(Stored records)
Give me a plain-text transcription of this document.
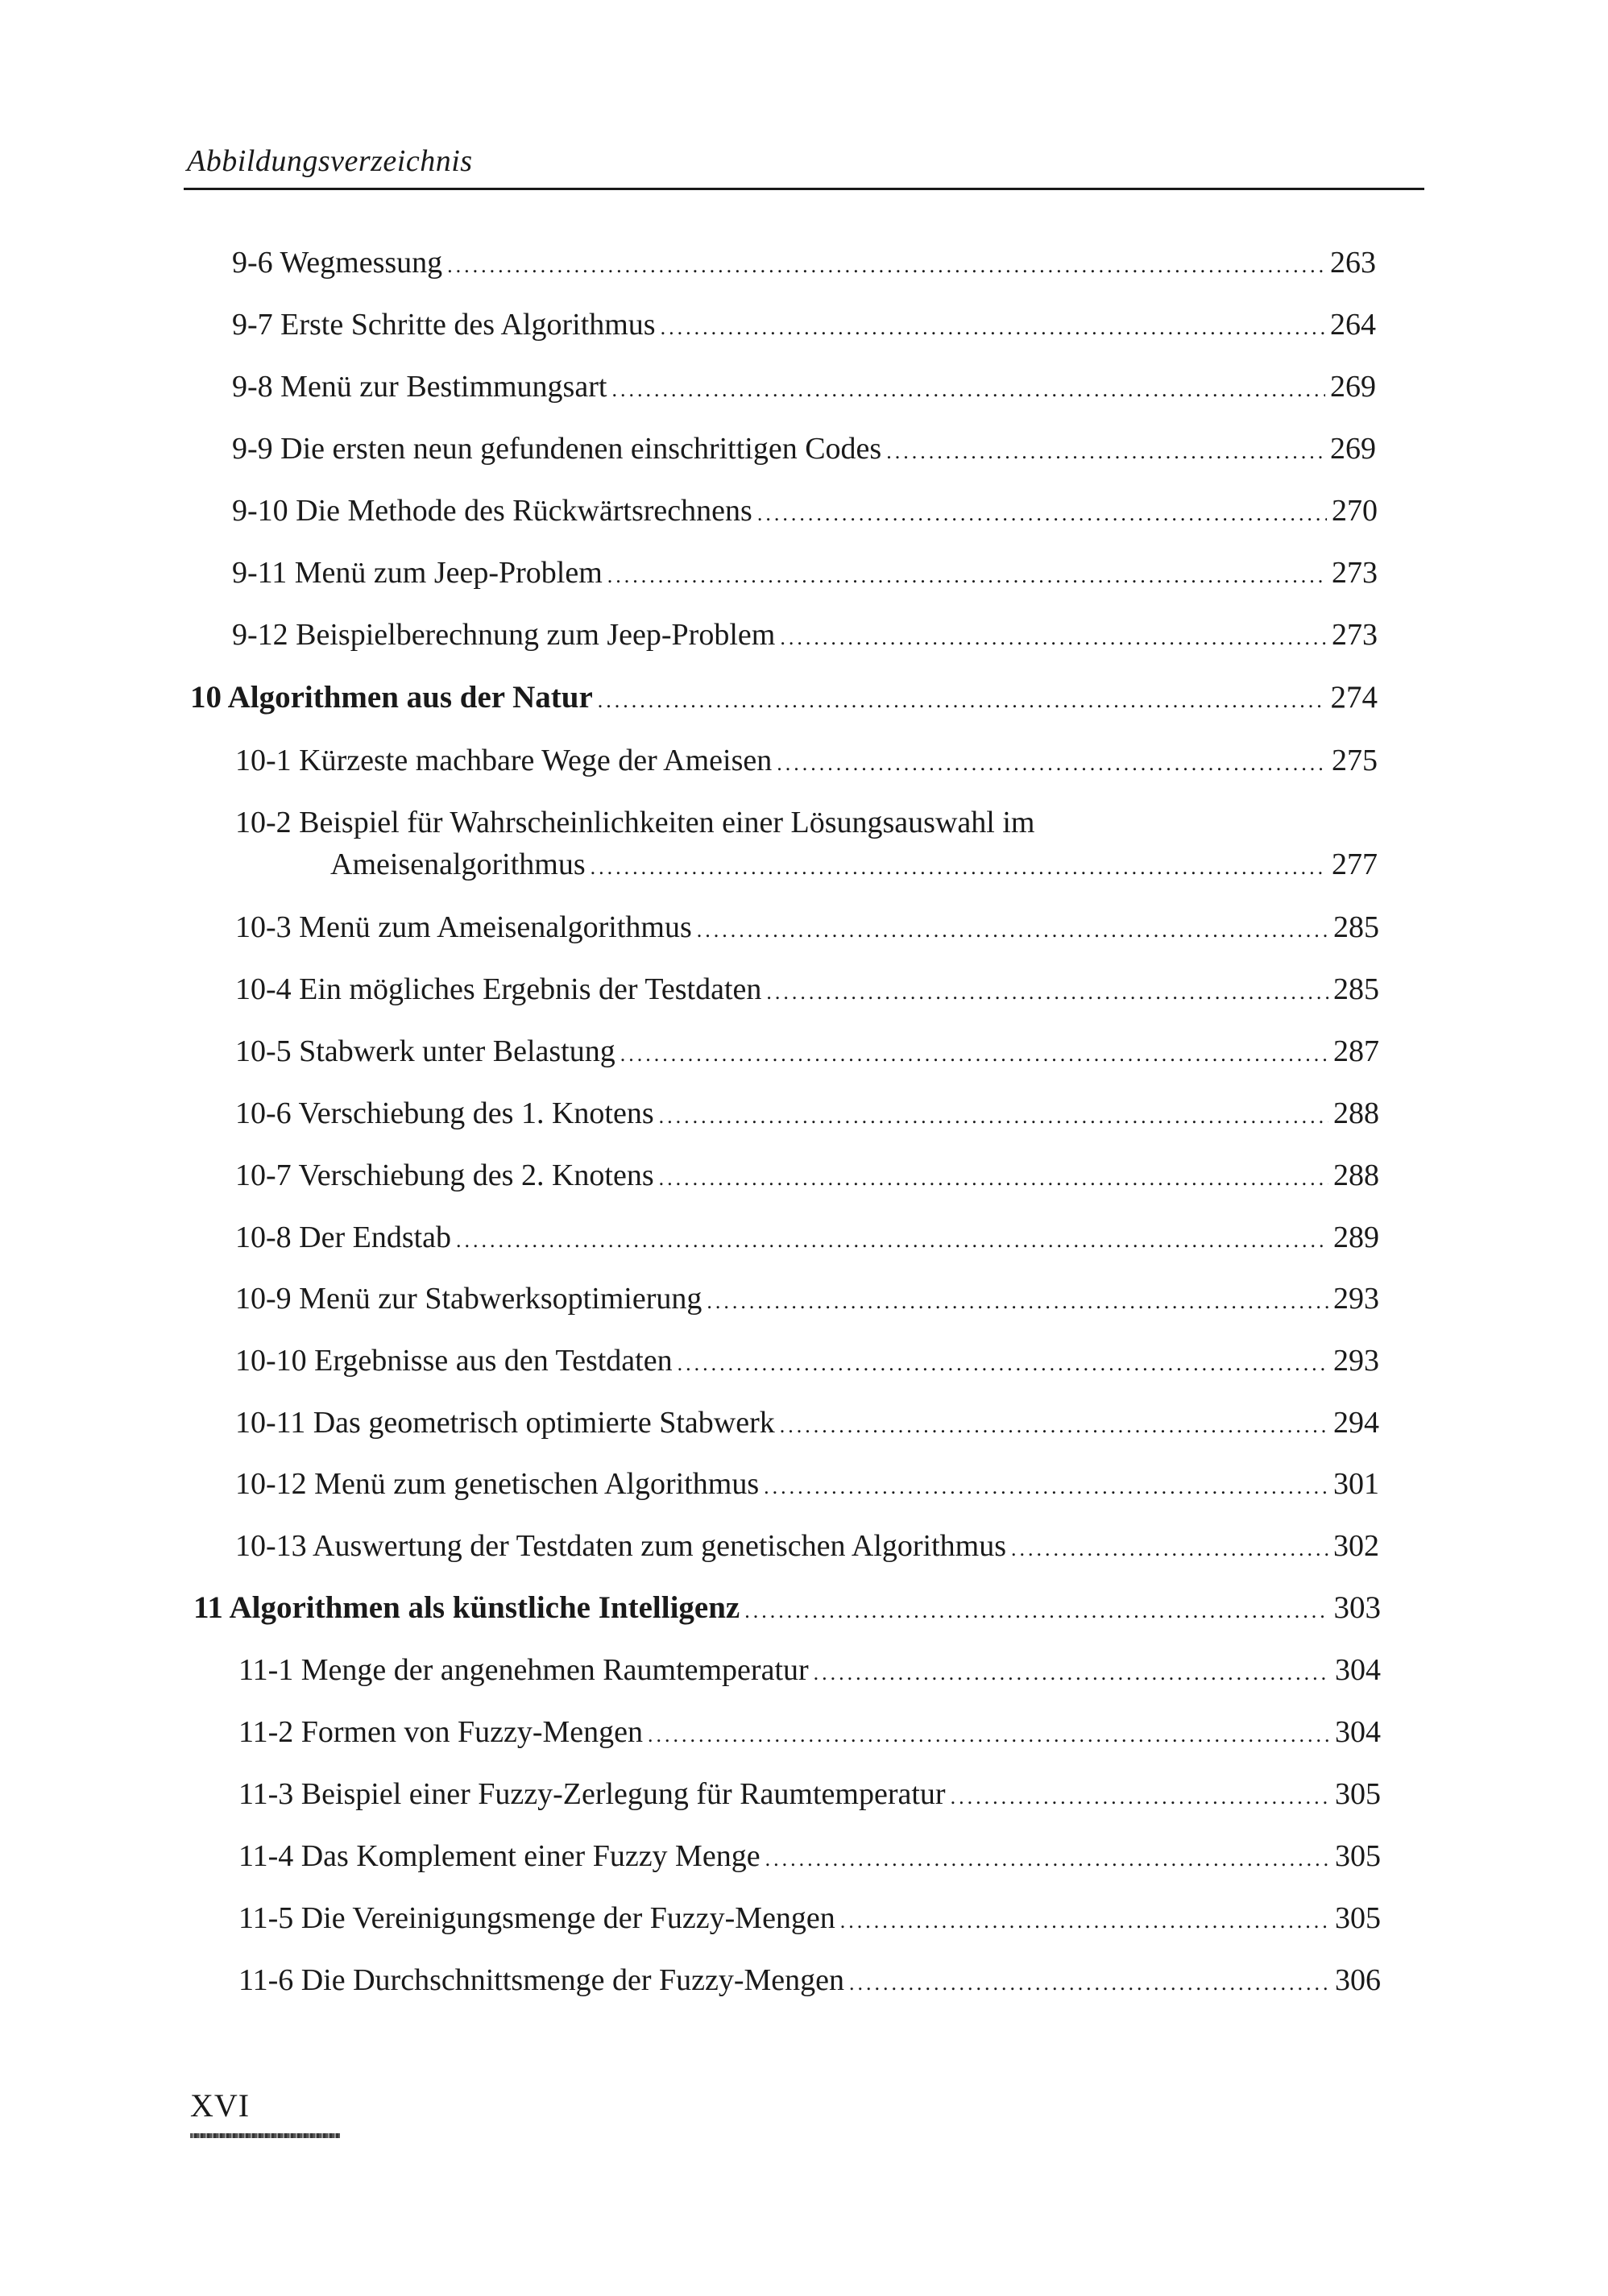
Abbildungsverzeichnis
9-6 Wegmessung .....	263
9-7 Erste Schritte des Algorithmus .....	264
9-8 Menü zur Bestimmungsart .....	269
9-9 Die ersten neun gefundenen einschrittigen Codes .....	269
9-10 Die Methode des Rückwärtsrechnens .....	270
9-11 Menü zum Jeep-Problem .....	273
9-12 Beispielberechnung zum Jeep-Problem .....	273
10 Algorithmen aus der Natur .....	274
10-1 Kürzeste machbare Wege der Ameisen .....	275
10-2 Beispiel für Wahrscheinlichkeiten einer Lösungsauswahl im
Ameisenalgorithmus .....	277
10-3 Menü zum Ameisenalgorithmus .....	285
10-4 Ein mögliches Ergebnis der Testdaten .....	285
10-5 Stabwerk unter Belastung .....	287
10-6 Verschiebung des 1. Knotens .....	288
10-7 Verschiebung des 2. Knotens .....	288
10-8 Der Endstab .....	289
10-9 Menü zur Stabwerksoptimierung .....	293
10-10 Ergebnisse aus den Testdaten .....	293
10-11 Das geometrisch optimierte Stabwerk .....	294
10-12 Menü zum genetischen Algorithmus .....	301
10-13 Auswertung der Testdaten zum genetischen Algorithmus .....	302
11 Algorithmen als künstliche Intelligenz .....	303
11-1 Menge der angenehmen Raumtemperatur .....	304
11-2 Formen von Fuzzy-Mengen .....	304
11-3 Beispiel einer Fuzzy-Zerlegung für Raumtemperatur .....	305
11-4 Das Komplement einer Fuzzy Menge .....	305
11-5 Die Vereinigungsmenge der Fuzzy-Mengen .....	305
11-6 Die Durchschnittsmenge der Fuzzy-Mengen .....	306
XVI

§ **Task**: All of the data needs repeating exactly, but the pictures do not.

§ **Reply**:
Give me a plain-text transcription of this document.
Abbildungsverzeichnis
9-6 Wegmessung .....	263
9-7 Erste Schritte des Algorithmus .....	264
9-8 Menü zur Bestimmungsart .....	269
9-9 Die ersten neun gefundenen einschrittigen Codes .....	269
9-10 Die Methode des Rückwärtsrechnens .....	270
9-11 Menü zum Jeep-Problem .....	273
9-12 Beispielberechnung zum Jeep-Problem .....	273
10 Algorithmen aus der Natur .....	274
10-1 Kürzeste machbare Wege der Ameisen .....	275
10-2 Beispiel für Wahrscheinlichkeiten einer Lösungsauswahl im
Ameisenalgorithmus .....	277
10-3 Menü zum Ameisenalgorithmus .....	285
10-4 Ein mögliches Ergebnis der Testdaten .....	285
10-5 Stabwerk unter Belastung .....	287
10-6 Verschiebung des 1. Knotens .....	288
10-7 Verschiebung des 2. Knotens .....	288
10-8 Der Endstab .....	289
10-9 Menü zur Stabwerksoptimierung .....	293
10-10 Ergebnisse aus den Testdaten .....	293
10-11 Das geometrisch optimierte Stabwerk .....	294
10-12 Menü zum genetischen Algorithmus .....	301
10-13 Auswertung der Testdaten zum genetischen Algorithmus .....	302
11 Algorithmen als künstliche Intelligenz .....	303
11-1 Menge der angenehmen Raumtemperatur .....	304
11-2 Formen von Fuzzy-Mengen .....	304
11-3 Beispiel einer Fuzzy-Zerlegung für Raumtemperatur .....	305
11-4 Das Komplement einer Fuzzy Menge .....	305
11-5 Die Vereinigungsmenge der Fuzzy-Mengen .....	305
11-6 Die Durchschnittsmenge der Fuzzy-Mengen .....	306
XVI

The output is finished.